*** Dataset content ***

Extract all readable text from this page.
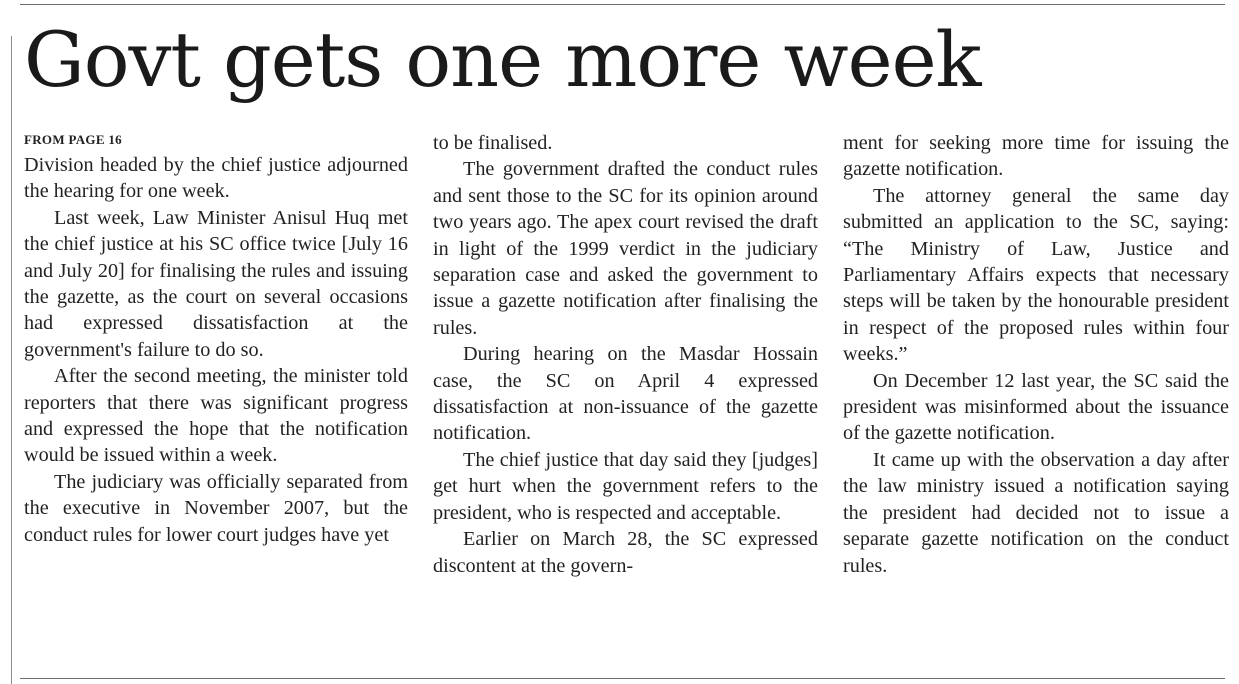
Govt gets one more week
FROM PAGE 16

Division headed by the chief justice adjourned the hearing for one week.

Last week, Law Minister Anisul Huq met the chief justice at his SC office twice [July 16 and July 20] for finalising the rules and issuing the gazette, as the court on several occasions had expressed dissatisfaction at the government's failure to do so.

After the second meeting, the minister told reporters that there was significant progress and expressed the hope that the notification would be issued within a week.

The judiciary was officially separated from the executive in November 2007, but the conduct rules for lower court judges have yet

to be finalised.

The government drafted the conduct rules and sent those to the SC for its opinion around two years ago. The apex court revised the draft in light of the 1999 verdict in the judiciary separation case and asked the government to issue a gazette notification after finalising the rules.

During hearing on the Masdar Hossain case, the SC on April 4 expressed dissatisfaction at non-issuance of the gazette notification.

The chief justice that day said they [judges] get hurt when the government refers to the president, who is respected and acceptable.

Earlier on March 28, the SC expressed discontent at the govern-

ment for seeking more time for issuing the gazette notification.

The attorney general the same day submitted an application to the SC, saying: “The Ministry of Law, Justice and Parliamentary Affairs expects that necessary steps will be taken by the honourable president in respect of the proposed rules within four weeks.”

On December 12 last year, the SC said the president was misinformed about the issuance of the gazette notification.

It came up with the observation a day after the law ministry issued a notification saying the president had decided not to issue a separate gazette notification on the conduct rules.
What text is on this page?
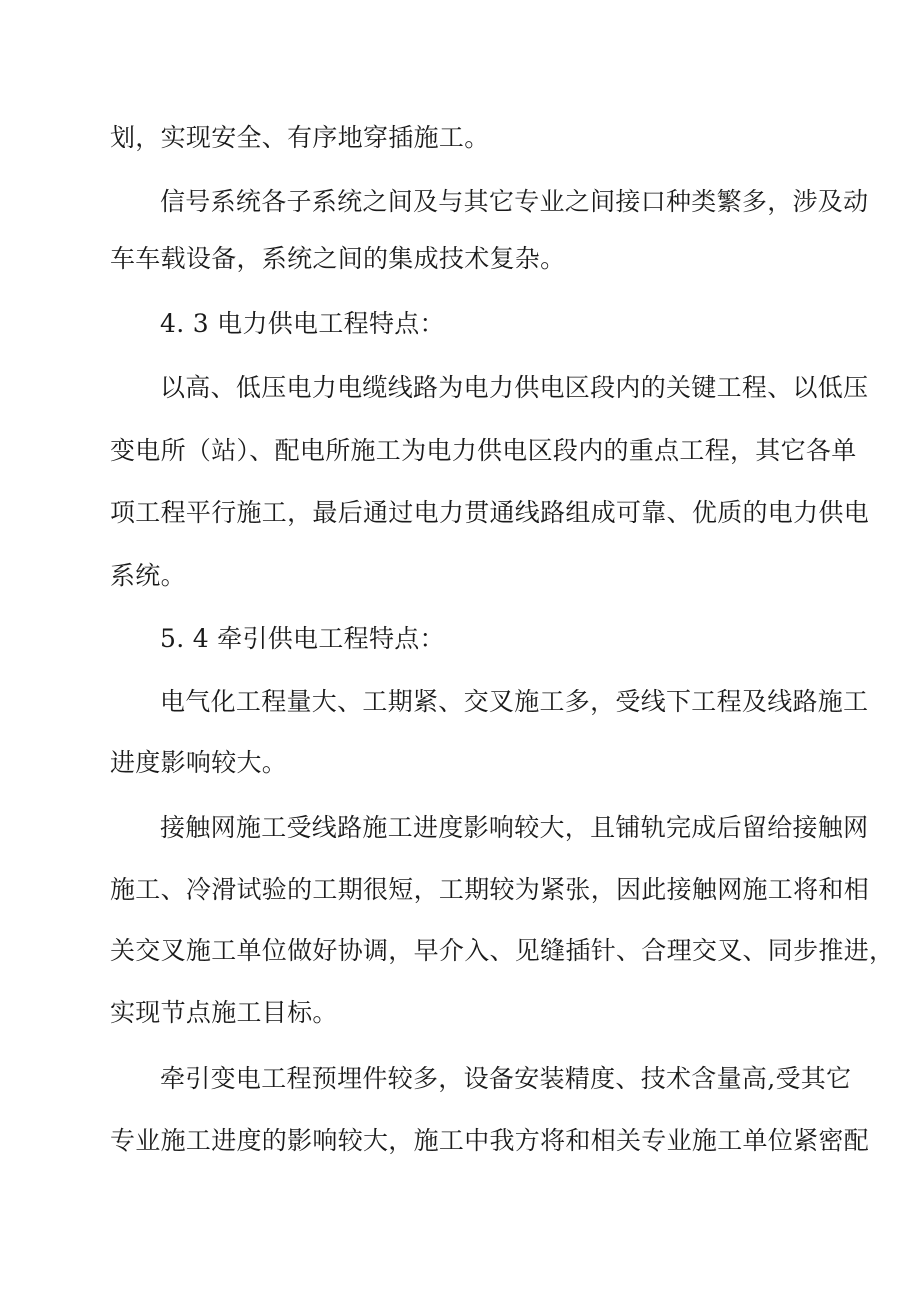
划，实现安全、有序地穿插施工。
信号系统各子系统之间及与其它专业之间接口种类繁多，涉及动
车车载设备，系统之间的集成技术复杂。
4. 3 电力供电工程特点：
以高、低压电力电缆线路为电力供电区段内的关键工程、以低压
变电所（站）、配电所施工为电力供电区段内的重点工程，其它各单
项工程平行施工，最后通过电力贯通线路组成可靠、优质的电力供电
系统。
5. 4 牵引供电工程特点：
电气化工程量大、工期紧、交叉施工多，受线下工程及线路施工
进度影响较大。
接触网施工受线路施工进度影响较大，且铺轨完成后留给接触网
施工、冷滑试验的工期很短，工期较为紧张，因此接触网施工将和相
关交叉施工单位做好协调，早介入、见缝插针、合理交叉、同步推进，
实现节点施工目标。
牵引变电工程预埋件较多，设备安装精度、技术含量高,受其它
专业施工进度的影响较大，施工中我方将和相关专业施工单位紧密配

***

■ Instruction:
Repeat all the data as it stands, dropping any images it holds.

■ Full answer:
Extract all readable text from this page.
Govt gets one more week
FROM PAGE 16

Division headed by the chief justice adjourned the hearing for one week.

Last week, Law Minister Anisul Huq met the chief justice at his SC office twice [July 16 and July 20] for finalising the rules and issuing the gazette, as the court on several occasions had expressed dissatisfaction at the government's failure to do so.

After the second meeting, the minister told reporters that there was significant progress and expressed the hope that the notification would be issued within a week.

The judiciary was officially separated from the executive in November 2007, but the conduct rules for lower court judges have yet

to be finalised.

The government drafted the conduct rules and sent those to the SC for its opinion around two years ago. The apex court revised the draft in light of the 1999 verdict in the judiciary separation case and asked the government to issue a gazette notification after finalising the rules.

During hearing on the Masdar Hossain case, the SC on April 4 expressed dissatisfaction at non-issuance of the gazette notification.

The chief justice that day said they [judges] get hurt when the government refers to the president, who is respected and acceptable.

Earlier on March 28, the SC expressed discontent at the govern-

ment for seeking more time for issuing the gazette notification.

The attorney general the same day submitted an application to the SC, saying: “The Ministry of Law, Justice and Parliamentary Affairs expects that necessary steps will be taken by the honourable president in respect of the proposed rules within four weeks.”

On December 12 last year, the SC said the president was misinformed about the issuance of the gazette notification.

It came up with the observation a day after the law ministry issued a notification saying the president had decided not to issue a separate gazette notification on the conduct rules.
What text is on this page?
划，实现安全、有序地穿插施工。
信号系统各子系统之间及与其它专业之间接口种类繁多，涉及动
车车载设备，系统之间的集成技术复杂。
4. 3 电力供电工程特点：
以高、低压电力电缆线路为电力供电区段内的关键工程、以低压
变电所（站）、配电所施工为电力供电区段内的重点工程，其它各单
项工程平行施工，最后通过电力贯通线路组成可靠、优质的电力供电
系统。
5. 4 牵引供电工程特点：
电气化工程量大、工期紧、交叉施工多，受线下工程及线路施工
进度影响较大。
接触网施工受线路施工进度影响较大，且铺轨完成后留给接触网
施工、冷滑试验的工期很短，工期较为紧张，因此接触网施工将和相
关交叉施工单位做好协调，早介入、见缝插针、合理交叉、同步推进，
实现节点施工目标。
牵引变电工程预埋件较多，设备安装精度、技术含量高,受其它
专业施工进度的影响较大，施工中我方将和相关专业施工单位紧密配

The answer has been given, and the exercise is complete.